**Direction:**
Print every record below exactly as written.
==============================
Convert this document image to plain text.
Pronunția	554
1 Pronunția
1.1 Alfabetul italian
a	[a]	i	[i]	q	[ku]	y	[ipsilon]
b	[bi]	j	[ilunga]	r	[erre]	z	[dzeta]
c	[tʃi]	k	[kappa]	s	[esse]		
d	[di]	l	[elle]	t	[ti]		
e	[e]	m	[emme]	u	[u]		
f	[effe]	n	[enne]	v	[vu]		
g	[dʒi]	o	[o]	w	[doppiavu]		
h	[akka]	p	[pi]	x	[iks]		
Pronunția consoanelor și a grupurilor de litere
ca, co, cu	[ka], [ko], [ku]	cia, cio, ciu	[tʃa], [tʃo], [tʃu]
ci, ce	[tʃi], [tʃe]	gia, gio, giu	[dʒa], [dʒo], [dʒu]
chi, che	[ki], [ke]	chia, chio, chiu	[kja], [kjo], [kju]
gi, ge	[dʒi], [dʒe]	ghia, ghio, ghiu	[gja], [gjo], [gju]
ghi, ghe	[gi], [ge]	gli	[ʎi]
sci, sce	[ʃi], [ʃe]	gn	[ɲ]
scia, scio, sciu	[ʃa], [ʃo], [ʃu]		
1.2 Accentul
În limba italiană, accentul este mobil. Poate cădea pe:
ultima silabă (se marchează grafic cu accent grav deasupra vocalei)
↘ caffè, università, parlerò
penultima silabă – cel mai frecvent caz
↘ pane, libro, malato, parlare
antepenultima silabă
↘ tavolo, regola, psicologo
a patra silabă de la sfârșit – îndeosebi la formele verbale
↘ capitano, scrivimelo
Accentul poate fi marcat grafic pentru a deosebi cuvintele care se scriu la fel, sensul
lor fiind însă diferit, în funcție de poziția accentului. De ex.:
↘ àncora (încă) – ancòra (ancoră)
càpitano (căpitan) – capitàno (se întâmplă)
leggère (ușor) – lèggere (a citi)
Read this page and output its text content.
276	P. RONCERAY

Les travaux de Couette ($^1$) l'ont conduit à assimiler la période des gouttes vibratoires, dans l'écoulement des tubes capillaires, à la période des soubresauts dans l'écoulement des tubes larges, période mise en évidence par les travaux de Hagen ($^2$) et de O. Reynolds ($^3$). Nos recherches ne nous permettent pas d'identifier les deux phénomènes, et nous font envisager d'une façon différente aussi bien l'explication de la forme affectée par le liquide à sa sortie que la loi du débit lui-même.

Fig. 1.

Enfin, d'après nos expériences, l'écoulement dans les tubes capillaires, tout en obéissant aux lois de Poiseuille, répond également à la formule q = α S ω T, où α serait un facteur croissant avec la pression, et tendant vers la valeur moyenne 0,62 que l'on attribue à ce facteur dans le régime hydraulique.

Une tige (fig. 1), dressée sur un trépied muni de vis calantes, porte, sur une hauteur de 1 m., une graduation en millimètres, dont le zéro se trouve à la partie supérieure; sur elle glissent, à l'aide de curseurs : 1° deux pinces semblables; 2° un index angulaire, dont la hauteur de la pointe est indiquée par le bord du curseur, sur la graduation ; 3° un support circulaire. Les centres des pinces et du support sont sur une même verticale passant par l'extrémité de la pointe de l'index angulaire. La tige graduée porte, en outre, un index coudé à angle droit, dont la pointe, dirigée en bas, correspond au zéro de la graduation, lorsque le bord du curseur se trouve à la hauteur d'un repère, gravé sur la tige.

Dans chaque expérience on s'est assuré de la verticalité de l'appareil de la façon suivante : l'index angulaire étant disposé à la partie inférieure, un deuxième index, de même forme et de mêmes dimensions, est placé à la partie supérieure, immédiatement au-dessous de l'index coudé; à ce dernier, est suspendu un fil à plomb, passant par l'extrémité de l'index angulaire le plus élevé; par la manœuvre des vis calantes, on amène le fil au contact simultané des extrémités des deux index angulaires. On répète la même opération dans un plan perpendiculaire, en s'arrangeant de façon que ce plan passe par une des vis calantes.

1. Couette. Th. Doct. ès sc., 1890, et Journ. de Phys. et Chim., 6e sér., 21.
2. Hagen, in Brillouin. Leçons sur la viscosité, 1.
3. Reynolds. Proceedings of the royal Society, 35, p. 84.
==============================
**Answer to the task:**
Convert this document image to plain text.
Pronunția	554
1 Pronunția
1.1 Alfabetul italian
a	[a]	i	[i]	q	[ku]	y	[ipsilon]
b	[bi]	j	[ilunga]	r	[erre]	z	[dzeta]
c	[tʃi]	k	[kappa]	s	[esse]		
d	[di]	l	[elle]	t	[ti]		
e	[e]	m	[emme]	u	[u]		
f	[effe]	n	[enne]	v	[vu]		
g	[dʒi]	o	[o]	w	[doppiavu]		
h	[akka]	p	[pi]	x	[iks]		
Pronunția consoanelor și a grupurilor de litere
ca, co, cu	[ka], [ko], [ku]	cia, cio, ciu	[tʃa], [tʃo], [tʃu]
ci, ce	[tʃi], [tʃe]	gia, gio, giu	[dʒa], [dʒo], [dʒu]
chi, che	[ki], [ke]	chia, chio, chiu	[kja], [kjo], [kju]
gi, ge	[dʒi], [dʒe]	ghia, ghio, ghiu	[gja], [gjo], [gju]
ghi, ghe	[gi], [ge]	gli	[ʎi]
sci, sce	[ʃi], [ʃe]	gn	[ɲ]
scia, scio, sciu	[ʃa], [ʃo], [ʃu]		
1.2 Accentul
În limba italiană, accentul este mobil. Poate cădea pe:
ultima silabă (se marchează grafic cu accent grav deasupra vocalei)
↘ caffè, università, parlerò
penultima silabă – cel mai frecvent caz
↘ pane, libro, malato, parlare
antepenultima silabă
↘ tavolo, regola, psicologo
a patra silabă de la sfârșit – îndeosebi la formele verbale
↘ capitano, scrivimelo
Accentul poate fi marcat grafic pentru a deosebi cuvintele care se scriu la fel, sensul
lor fiind însă diferit, în funcție de poziția accentului. De ex.:
↘ àncora (încă) – ancòra (ancoră)
càpitano (căpitan) – capitàno (se întâmplă)
leggère (ușor) – lèggere (a citi)
Read this page and output its text content.
276	P. RONCERAY

Les travaux de Couette ($^1$) l'ont conduit à assimiler la période des gouttes vibratoires, dans l'écoulement des tubes capillaires, à la période des soubresauts dans l'écoulement des tubes larges, période mise en évidence par les travaux de Hagen ($^2$) et de O. Reynolds ($^3$). Nos recherches ne nous permettent pas d'identifier les deux phénomènes, et nous font envisager d'une façon différente aussi bien l'explication de la forme affectée par le liquide à sa sortie que la loi du débit lui-même.

Fig. 1.

Enfin, d'après nos expériences, l'écoulement dans les tubes capillaires, tout en obéissant aux lois de Poiseuille, répond également à la formule q = α S ω T, où α serait un facteur croissant avec la pression, et tendant vers la valeur moyenne 0,62 que l'on attribue à ce facteur dans le régime hydraulique.

Une tige (fig. 1), dressée sur un trépied muni de vis calantes, porte, sur une hauteur de 1 m., une graduation en millimètres, dont le zéro se trouve à la partie supérieure; sur elle glissent, à l'aide de curseurs : 1° deux pinces semblables; 2° un index angulaire, dont la hauteur de la pointe est indiquée par le bord du curseur, sur la graduation ; 3° un support circulaire. Les centres des pinces et du support sont sur une même verticale passant par l'extrémité de la pointe de l'index angulaire. La tige graduée porte, en outre, un index coudé à angle droit, dont la pointe, dirigée en bas, correspond au zéro de la graduation, lorsque le bord du curseur se trouve à la hauteur d'un repère, gravé sur la tige.

Dans chaque expérience on s'est assuré de la verticalité de l'appareil de la façon suivante : l'index angulaire étant disposé à la partie inférieure, un deuxième index, de même forme et de mêmes dimensions, est placé à la partie supérieure, immédiatement au-dessous de l'index coudé; à ce dernier, est suspendu un fil à plomb, passant par l'extrémité de l'index angulaire le plus élevé; par la manœuvre des vis calantes, on amène le fil au contact simultané des extrémités des deux index angulaires. On répète la même opération dans un plan perpendiculaire, en s'arrangeant de façon que ce plan passe par une des vis calantes.

1. Couette. Th. Doct. ès sc., 1890, et Journ. de Phys. et Chim., 6e sér., 21.
2. Hagen, in Brillouin. Leçons sur la viscosité, 1.
3. Reynolds. Proceedings of the royal Society, 35, p. 84.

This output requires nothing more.